— Short problem —
Return, unchanged, the records from their first line through the line containing "svg-text:20876812: 20876812 <box>709", including both of those lines.

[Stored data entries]
_ _ _ _

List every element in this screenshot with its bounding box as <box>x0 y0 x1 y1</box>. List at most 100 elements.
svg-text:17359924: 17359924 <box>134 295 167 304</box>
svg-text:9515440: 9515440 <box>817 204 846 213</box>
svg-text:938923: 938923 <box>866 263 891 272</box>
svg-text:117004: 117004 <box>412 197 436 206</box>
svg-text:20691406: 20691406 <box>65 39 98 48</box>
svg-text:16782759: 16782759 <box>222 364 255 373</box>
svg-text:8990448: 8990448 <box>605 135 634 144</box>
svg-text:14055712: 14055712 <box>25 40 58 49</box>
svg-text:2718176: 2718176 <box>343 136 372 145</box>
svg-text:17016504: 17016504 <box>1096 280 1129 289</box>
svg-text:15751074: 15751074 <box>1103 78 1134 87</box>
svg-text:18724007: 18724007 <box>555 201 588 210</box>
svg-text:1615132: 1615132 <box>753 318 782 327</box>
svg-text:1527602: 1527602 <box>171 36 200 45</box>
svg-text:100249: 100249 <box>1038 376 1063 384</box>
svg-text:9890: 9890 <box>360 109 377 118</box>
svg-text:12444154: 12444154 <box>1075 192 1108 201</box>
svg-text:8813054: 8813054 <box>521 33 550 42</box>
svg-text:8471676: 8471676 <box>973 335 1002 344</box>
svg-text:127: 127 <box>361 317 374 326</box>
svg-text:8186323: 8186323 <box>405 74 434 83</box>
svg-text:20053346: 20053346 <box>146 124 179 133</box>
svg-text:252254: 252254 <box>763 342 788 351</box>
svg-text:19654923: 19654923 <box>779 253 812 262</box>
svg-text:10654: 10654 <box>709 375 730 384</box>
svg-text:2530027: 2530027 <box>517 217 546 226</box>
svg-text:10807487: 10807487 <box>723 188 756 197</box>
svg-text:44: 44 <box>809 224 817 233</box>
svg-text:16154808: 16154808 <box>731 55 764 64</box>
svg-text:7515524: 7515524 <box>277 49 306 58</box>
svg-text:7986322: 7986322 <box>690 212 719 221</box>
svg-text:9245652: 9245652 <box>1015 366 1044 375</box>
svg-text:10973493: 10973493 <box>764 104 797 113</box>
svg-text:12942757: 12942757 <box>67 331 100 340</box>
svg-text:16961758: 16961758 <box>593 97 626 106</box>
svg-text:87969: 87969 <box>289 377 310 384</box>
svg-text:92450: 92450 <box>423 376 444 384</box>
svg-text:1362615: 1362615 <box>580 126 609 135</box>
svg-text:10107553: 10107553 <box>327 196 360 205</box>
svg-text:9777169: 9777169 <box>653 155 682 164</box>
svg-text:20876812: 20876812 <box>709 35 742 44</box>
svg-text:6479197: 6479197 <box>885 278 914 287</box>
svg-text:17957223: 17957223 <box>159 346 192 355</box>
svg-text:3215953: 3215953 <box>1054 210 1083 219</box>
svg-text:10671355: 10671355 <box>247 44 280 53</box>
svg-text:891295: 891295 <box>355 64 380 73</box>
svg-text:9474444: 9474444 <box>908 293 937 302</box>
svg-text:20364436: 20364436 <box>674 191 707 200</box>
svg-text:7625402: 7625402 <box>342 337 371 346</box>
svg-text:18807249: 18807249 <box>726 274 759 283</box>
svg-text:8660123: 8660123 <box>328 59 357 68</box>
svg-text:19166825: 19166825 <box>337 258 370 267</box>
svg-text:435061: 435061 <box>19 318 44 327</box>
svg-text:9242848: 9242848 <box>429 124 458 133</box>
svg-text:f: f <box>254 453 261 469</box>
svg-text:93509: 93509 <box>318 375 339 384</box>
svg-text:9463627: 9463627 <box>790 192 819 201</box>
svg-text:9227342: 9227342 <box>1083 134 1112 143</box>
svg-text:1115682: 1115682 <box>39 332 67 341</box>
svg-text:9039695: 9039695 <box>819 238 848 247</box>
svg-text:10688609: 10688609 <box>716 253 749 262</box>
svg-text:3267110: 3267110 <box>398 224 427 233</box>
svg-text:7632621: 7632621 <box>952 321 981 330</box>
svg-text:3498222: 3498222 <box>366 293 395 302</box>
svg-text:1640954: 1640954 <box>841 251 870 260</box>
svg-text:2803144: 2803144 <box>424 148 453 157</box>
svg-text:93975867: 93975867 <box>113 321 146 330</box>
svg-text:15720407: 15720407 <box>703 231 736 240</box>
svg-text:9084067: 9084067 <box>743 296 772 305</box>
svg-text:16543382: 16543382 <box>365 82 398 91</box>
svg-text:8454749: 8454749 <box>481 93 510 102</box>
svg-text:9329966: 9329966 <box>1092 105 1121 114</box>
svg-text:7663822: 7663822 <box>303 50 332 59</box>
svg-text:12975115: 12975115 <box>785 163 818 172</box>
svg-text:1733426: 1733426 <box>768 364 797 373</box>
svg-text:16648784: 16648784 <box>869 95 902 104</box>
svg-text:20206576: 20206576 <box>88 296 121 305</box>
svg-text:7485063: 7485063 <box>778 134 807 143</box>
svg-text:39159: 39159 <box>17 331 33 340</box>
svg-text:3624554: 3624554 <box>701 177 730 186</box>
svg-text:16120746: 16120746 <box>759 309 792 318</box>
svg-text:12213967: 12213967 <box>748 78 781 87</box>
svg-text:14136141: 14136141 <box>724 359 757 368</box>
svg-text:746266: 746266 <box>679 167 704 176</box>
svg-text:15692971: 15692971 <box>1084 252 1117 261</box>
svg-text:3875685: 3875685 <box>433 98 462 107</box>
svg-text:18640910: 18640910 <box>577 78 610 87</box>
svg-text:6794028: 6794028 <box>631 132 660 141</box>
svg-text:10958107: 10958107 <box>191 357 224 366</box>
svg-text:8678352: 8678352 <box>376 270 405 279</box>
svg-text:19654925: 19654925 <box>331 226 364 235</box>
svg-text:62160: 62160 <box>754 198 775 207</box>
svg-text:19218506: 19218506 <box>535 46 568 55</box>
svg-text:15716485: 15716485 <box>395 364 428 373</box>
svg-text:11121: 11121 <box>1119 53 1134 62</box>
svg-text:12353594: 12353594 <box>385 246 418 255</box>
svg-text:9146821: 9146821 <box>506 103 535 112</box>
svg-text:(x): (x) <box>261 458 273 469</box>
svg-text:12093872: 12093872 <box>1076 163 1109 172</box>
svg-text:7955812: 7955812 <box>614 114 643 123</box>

_ _ _ _

— Full answer —
List every element in this screenshot with its bounding box as <box>x0 y0 x1 y1</box>. List at most 100 elements.
svg-text:17359924: 17359924 <box>134 295 167 304</box>
svg-text:9515440: 9515440 <box>817 204 846 213</box>
svg-text:938923: 938923 <box>866 263 891 272</box>
svg-text:117004: 117004 <box>412 197 436 206</box>
svg-text:20691406: 20691406 <box>65 39 98 48</box>
svg-text:16782759: 16782759 <box>222 364 255 373</box>
svg-text:8990448: 8990448 <box>605 135 634 144</box>
svg-text:14055712: 14055712 <box>25 40 58 49</box>
svg-text:2718176: 2718176 <box>343 136 372 145</box>
svg-text:17016504: 17016504 <box>1096 280 1129 289</box>
svg-text:15751074: 15751074 <box>1103 78 1134 87</box>
svg-text:18724007: 18724007 <box>555 201 588 210</box>
svg-text:1615132: 1615132 <box>753 318 782 327</box>
svg-text:1527602: 1527602 <box>171 36 200 45</box>
svg-text:100249: 100249 <box>1038 376 1063 384</box>
svg-text:9890: 9890 <box>360 109 377 118</box>
svg-text:12444154: 12444154 <box>1075 192 1108 201</box>
svg-text:8813054: 8813054 <box>521 33 550 42</box>
svg-text:8471676: 8471676 <box>973 335 1002 344</box>
svg-text:127: 127 <box>361 317 374 326</box>
svg-text:8186323: 8186323 <box>405 74 434 83</box>
svg-text:20053346: 20053346 <box>146 124 179 133</box>
svg-text:252254: 252254 <box>763 342 788 351</box>
svg-text:19654923: 19654923 <box>779 253 812 262</box>
svg-text:10654: 10654 <box>709 375 730 384</box>
svg-text:2530027: 2530027 <box>517 217 546 226</box>
svg-text:10807487: 10807487 <box>723 188 756 197</box>
svg-text:44: 44 <box>809 224 817 233</box>
svg-text:16154808: 16154808 <box>731 55 764 64</box>
svg-text:7515524: 7515524 <box>277 49 306 58</box>
svg-text:7986322: 7986322 <box>690 212 719 221</box>
svg-text:9245652: 9245652 <box>1015 366 1044 375</box>
svg-text:10973493: 10973493 <box>764 104 797 113</box>
svg-text:12942757: 12942757 <box>67 331 100 340</box>
svg-text:16961758: 16961758 <box>593 97 626 106</box>
svg-text:87969: 87969 <box>289 377 310 384</box>
svg-text:92450: 92450 <box>423 376 444 384</box>
svg-text:1362615: 1362615 <box>580 126 609 135</box>
svg-text:10107553: 10107553 <box>327 196 360 205</box>
svg-text:9777169: 9777169 <box>653 155 682 164</box>
svg-text:20876812: 20876812 <box>709 35 742 44</box>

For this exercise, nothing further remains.